PROVIDED ENTRIES:
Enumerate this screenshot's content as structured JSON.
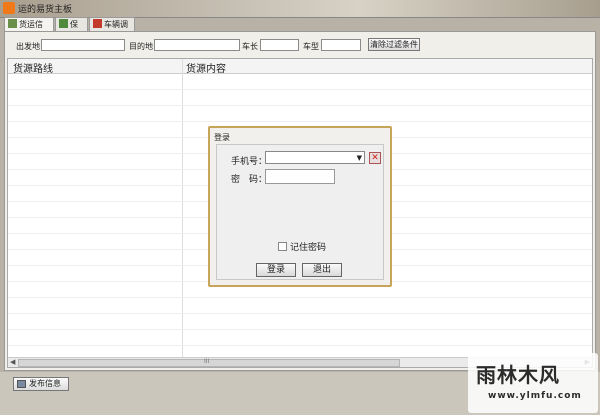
{
  "window": {
    "title": "运的易货主板",
    "icon": "app-icon"
  },
  "tabs": [
    {
      "label": "货运信息",
      "icon": "truck-icon",
      "active": true
    },
    {
      "label": "保险",
      "icon": "shield-icon",
      "active": false
    },
    {
      "label": "车辆调度",
      "icon": "scheduler-icon",
      "active": false
    }
  ],
  "filters": {
    "origin_label": "出发地",
    "destination_label": "目的地",
    "length_label": "车长",
    "type_label": "车型",
    "clear_button": "清除过滤条件"
  },
  "grid": {
    "columns": [
      "货源路线",
      "货源内容"
    ],
    "scroll_grip": "III"
  },
  "bottom": {
    "publish_button": "发布信息"
  },
  "login_dialog": {
    "title": "登录",
    "phone_label": "手机号：",
    "password_label": "密　码：",
    "remember_label": "记住密码",
    "remember_checked": false,
    "login_button": "登录",
    "exit_button": "退出",
    "clear_icon": "close-icon"
  },
  "watermark": {
    "main": "雨林木风",
    "sub": "www.ylmfu.com"
  },
  "colors": {
    "dialog_border": "#c7a45a",
    "app_icon": "#f07a1a",
    "clear_x": "#cc2222"
  }
}
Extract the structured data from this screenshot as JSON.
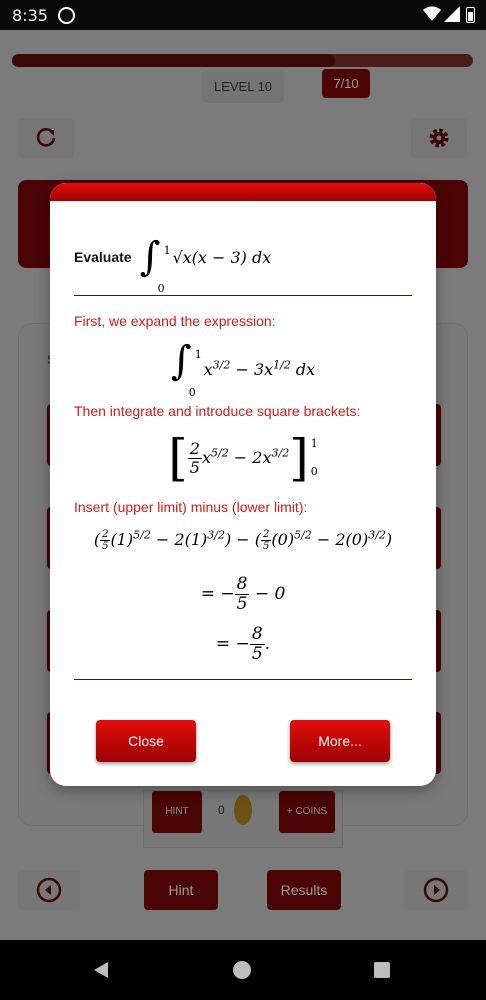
{
  "status_bar": {
    "time": "8:35"
  },
  "game": {
    "level_label": "LEVEL 10",
    "question_counter": "7/10",
    "progress_fraction": 0.7,
    "answers_panel_letter": "S",
    "hint_label": "HINT",
    "hint_count": "0",
    "coins_label": "+ COINS",
    "hint_button": "Hint",
    "results_button": "Results"
  },
  "dialog": {
    "evaluate_label": "Evaluate",
    "integral_upper": "1",
    "integral_lower": "0",
    "question_expr_pre": "√x",
    "question_expr_post": "(x − 3) dx",
    "step1_text": "First, we expand the expression:",
    "step1_expr_a": "x",
    "step1_exp_a": "3/2",
    "step1_expr_b": " − 3x",
    "step1_exp_b": "1/2",
    "step1_expr_c": " dx",
    "step2_text": "Then integrate and introduce square brackets:",
    "step2_num": "2",
    "step2_den": "5",
    "step2_x1": "x",
    "step2_exp1": "5/2",
    "step2_mid": " − 2x",
    "step2_exp2": "3/2",
    "bracket_upper": "1",
    "bracket_lower": "0",
    "step3_text": "Insert (upper limit) minus (lower limit):",
    "line1_a": "(1)",
    "line1_b": "0",
    "line2_prefix": "= −",
    "line2_num": "8",
    "line2_den": "5",
    "line2_suffix": " − 0",
    "line3_prefix": "= −",
    "line3_num": "8",
    "line3_den": "5",
    "line3_suffix": ".",
    "close_button": "Close",
    "more_button": "More..."
  },
  "colors": {
    "accent_red": "#d21b1b",
    "button_red": "#c40707",
    "divider_blue": "#1a1a8c"
  },
  "icons": [
    "app-status-icon",
    "wifi-icon",
    "signal-icon",
    "battery-icon",
    "refresh-icon",
    "settings-gear-icon",
    "prev-arrow-icon",
    "next-arrow-icon",
    "back-nav-icon",
    "home-nav-icon",
    "recents-nav-icon",
    "coin-icon"
  ]
}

TASK INSTRUCTIONS:
Write every entry out again exactly, dropping the pictures.

SOLVED PROBLEM:
Enumerate this screenshot's content as structured JSON.
{
  "window": {
    "title": "运的易货主板",
    "icon": "app-icon"
  },
  "tabs": [
    {
      "label": "货运信息",
      "icon": "truck-icon",
      "active": true
    },
    {
      "label": "保险",
      "icon": "shield-icon",
      "active": false
    },
    {
      "label": "车辆调度",
      "icon": "scheduler-icon",
      "active": false
    }
  ],
  "filters": {
    "origin_label": "出发地",
    "destination_label": "目的地",
    "length_label": "车长",
    "type_label": "车型",
    "clear_button": "清除过滤条件"
  },
  "grid": {
    "columns": [
      "货源路线",
      "货源内容"
    ],
    "scroll_grip": "III"
  },
  "bottom": {
    "publish_button": "发布信息"
  },
  "login_dialog": {
    "title": "登录",
    "phone_label": "手机号：",
    "password_label": "密　码：",
    "remember_label": "记住密码",
    "remember_checked": false,
    "login_button": "登录",
    "exit_button": "退出",
    "clear_icon": "close-icon"
  },
  "watermark": {
    "main": "雨林木风",
    "sub": "www.ylmfu.com"
  },
  "colors": {
    "dialog_border": "#c7a45a",
    "app_icon": "#f07a1a",
    "clear_x": "#cc2222"
  }
}
Extract the structured data from this screenshot as JSON.
{
  "status_bar": {
    "time": "8:35"
  },
  "game": {
    "level_label": "LEVEL 10",
    "question_counter": "7/10",
    "progress_fraction": 0.7,
    "answers_panel_letter": "S",
    "hint_label": "HINT",
    "hint_count": "0",
    "coins_label": "+ COINS",
    "hint_button": "Hint",
    "results_button": "Results"
  },
  "dialog": {
    "evaluate_label": "Evaluate",
    "integral_upper": "1",
    "integral_lower": "0",
    "question_expr_pre": "√x",
    "question_expr_post": "(x − 3) dx",
    "step1_text": "First, we expand the expression:",
    "step1_expr_a": "x",
    "step1_exp_a": "3/2",
    "step1_expr_b": " − 3x",
    "step1_exp_b": "1/2",
    "step1_expr_c": " dx",
    "step2_text": "Then integrate and introduce square brackets:",
    "step2_num": "2",
    "step2_den": "5",
    "step2_x1": "x",
    "step2_exp1": "5/2",
    "step2_mid": " − 2x",
    "step2_exp2": "3/2",
    "bracket_upper": "1",
    "bracket_lower": "0",
    "step3_text": "Insert (upper limit) minus (lower limit):",
    "line1_a": "(1)",
    "line1_b": "0",
    "line2_prefix": "= −",
    "line2_num": "8",
    "line2_den": "5",
    "line2_suffix": " − 0",
    "line3_prefix": "= −",
    "line3_num": "8",
    "line3_den": "5",
    "line3_suffix": ".",
    "close_button": "Close",
    "more_button": "More..."
  },
  "colors": {
    "accent_red": "#d21b1b",
    "button_red": "#c40707",
    "divider_blue": "#1a1a8c"
  },
  "icons": [
    "app-status-icon",
    "wifi-icon",
    "signal-icon",
    "battery-icon",
    "refresh-icon",
    "settings-gear-icon",
    "prev-arrow-icon",
    "next-arrow-icon",
    "back-nav-icon",
    "home-nav-icon",
    "recents-nav-icon",
    "coin-icon"
  ]
}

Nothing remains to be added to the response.